── GIVEN ENTRIES

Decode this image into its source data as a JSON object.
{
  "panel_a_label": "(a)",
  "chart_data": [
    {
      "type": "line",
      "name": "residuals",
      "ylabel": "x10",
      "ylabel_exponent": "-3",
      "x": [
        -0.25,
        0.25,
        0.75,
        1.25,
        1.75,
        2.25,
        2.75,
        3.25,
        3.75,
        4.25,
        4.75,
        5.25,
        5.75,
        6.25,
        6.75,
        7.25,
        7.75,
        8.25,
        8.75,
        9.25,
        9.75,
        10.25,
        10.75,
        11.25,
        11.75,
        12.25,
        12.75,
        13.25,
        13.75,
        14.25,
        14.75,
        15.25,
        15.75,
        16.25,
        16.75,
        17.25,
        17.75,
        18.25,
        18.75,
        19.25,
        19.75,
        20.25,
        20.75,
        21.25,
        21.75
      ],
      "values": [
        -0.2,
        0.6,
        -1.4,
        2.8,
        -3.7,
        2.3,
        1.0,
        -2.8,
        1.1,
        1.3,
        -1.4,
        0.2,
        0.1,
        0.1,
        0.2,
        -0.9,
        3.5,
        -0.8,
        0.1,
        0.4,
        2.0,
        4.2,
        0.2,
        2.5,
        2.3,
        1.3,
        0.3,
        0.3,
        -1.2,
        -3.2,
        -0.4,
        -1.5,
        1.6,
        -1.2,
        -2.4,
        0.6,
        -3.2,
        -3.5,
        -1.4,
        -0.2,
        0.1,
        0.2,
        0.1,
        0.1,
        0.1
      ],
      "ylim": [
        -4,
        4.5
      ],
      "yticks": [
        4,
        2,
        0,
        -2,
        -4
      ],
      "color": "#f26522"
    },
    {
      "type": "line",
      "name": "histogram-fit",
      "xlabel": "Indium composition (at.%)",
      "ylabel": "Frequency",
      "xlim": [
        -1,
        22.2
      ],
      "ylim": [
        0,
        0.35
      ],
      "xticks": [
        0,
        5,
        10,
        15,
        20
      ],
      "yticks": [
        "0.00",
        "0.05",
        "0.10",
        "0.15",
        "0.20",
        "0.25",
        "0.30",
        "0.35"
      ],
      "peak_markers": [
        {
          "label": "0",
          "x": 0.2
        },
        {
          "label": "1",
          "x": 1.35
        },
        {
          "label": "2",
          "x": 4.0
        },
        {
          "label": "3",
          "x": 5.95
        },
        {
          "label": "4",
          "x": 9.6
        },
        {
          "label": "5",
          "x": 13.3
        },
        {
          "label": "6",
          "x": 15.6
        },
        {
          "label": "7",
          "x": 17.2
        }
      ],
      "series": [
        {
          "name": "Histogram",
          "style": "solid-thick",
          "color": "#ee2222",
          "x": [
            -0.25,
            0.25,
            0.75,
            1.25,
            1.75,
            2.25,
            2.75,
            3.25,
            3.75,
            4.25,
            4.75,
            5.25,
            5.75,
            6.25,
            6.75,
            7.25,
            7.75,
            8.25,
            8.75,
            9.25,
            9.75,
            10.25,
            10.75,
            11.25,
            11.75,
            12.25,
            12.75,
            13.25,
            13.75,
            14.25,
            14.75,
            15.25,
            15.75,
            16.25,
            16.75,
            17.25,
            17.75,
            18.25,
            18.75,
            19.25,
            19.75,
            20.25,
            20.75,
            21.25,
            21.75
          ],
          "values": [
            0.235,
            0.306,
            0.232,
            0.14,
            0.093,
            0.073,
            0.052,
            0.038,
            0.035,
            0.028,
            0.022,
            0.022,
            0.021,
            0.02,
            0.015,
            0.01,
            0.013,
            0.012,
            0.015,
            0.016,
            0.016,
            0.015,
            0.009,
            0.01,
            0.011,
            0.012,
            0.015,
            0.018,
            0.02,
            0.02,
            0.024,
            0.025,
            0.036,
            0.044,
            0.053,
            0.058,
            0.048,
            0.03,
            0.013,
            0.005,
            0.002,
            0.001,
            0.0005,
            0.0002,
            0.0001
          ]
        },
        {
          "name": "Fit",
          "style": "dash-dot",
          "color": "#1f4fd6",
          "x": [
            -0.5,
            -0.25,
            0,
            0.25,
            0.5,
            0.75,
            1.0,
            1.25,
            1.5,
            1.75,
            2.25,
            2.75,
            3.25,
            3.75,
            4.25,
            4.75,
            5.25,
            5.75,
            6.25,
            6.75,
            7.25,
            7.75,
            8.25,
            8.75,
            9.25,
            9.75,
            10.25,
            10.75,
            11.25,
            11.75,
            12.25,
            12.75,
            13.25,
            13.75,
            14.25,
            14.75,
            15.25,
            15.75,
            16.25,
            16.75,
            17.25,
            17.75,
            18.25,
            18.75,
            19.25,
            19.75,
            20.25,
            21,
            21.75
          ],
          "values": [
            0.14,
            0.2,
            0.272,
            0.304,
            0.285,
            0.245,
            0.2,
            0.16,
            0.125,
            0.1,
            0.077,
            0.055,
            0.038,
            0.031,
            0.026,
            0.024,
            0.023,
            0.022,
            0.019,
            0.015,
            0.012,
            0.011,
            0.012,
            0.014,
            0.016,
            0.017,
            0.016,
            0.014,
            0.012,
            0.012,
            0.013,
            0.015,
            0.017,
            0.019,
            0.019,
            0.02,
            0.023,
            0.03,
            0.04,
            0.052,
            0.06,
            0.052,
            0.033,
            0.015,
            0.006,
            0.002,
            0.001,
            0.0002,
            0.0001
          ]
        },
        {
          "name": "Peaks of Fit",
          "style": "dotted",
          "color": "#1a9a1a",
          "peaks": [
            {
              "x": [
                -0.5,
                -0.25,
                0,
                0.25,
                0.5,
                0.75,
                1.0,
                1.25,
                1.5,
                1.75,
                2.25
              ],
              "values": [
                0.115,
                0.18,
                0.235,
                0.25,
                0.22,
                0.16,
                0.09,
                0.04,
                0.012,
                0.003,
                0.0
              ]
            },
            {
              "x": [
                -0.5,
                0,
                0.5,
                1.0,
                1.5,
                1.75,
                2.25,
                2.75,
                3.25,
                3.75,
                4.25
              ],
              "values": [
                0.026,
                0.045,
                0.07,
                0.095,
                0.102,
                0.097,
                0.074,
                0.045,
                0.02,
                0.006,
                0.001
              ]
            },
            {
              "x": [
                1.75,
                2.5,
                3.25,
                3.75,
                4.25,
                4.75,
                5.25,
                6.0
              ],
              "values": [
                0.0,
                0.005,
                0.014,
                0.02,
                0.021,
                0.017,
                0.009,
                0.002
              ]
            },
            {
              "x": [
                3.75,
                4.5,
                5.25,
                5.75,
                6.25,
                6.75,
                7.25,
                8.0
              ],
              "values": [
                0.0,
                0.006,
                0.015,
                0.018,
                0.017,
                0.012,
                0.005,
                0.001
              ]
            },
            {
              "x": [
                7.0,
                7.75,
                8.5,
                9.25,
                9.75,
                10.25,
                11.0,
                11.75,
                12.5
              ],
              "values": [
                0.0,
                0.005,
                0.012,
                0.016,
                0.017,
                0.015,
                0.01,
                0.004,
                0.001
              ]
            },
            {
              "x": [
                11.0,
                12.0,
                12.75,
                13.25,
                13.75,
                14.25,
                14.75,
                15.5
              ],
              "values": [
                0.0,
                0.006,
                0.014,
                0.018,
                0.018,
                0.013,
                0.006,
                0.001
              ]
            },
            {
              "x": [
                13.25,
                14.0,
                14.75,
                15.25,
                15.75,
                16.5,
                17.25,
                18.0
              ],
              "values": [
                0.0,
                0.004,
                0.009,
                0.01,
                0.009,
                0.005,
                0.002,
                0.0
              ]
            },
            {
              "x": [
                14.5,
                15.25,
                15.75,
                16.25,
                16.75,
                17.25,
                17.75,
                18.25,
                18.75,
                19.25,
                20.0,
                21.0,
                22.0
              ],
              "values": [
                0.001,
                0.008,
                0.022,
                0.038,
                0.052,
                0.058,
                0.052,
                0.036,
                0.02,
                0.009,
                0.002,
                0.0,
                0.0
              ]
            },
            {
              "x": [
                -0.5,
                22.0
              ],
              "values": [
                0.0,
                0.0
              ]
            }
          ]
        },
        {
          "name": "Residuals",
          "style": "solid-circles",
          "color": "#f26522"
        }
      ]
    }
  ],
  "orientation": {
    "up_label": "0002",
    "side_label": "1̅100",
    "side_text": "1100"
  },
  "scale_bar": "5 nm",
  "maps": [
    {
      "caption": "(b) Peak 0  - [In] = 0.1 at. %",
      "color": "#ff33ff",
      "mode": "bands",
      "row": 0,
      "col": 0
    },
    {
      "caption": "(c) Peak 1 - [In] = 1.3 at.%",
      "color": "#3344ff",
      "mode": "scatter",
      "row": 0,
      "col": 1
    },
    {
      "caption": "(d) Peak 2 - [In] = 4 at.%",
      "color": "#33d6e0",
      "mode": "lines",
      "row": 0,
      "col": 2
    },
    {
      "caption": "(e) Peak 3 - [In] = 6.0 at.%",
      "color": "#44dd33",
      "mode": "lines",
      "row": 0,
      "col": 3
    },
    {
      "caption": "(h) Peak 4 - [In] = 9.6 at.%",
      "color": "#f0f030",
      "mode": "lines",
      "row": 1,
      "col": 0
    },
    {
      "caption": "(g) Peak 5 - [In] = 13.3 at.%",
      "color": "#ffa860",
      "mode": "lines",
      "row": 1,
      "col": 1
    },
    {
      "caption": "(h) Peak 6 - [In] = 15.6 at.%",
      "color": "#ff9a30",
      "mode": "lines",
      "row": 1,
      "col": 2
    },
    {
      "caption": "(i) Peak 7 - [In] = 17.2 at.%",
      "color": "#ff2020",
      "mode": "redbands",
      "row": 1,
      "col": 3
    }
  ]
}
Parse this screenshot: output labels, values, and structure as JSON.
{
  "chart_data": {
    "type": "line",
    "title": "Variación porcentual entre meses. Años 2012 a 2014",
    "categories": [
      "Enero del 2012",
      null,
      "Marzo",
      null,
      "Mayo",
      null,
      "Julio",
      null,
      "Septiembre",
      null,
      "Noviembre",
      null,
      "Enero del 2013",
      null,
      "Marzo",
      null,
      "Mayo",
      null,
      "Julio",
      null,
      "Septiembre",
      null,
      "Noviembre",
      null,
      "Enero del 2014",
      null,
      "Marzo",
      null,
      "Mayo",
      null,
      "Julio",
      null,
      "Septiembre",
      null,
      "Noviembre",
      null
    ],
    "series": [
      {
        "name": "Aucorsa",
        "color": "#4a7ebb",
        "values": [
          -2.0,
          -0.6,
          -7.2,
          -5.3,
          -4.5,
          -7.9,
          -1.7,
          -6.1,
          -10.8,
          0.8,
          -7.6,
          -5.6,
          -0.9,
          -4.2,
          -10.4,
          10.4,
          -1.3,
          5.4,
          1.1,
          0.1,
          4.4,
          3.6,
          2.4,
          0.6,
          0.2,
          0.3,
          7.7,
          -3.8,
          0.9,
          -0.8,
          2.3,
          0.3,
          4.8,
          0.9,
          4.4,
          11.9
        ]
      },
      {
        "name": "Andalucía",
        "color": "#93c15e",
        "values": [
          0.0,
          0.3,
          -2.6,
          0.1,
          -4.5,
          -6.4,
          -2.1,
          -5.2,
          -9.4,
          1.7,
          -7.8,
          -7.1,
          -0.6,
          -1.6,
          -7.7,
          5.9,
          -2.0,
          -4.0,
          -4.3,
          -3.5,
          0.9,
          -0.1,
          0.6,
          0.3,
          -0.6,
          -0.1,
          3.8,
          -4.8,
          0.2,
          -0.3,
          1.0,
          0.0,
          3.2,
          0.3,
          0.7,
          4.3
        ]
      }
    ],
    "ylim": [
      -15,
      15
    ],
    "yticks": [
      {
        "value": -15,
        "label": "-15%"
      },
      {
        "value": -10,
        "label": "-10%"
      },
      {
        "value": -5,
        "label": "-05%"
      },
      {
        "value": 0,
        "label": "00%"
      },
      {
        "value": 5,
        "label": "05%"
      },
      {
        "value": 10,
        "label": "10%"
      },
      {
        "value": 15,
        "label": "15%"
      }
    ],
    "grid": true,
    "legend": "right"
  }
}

────

> [TASK PROMPT] Select every line in the records above that contains the word "name".

> [RESPONSE]
      "name": "residuals",
      "name": "histogram-fit",
          "name": "Histogram",
          "name": "Fit",
          "name": "Peaks of Fit",
          "name": "Residuals",
        "name": "Aucorsa",
        "name": "Andalucía",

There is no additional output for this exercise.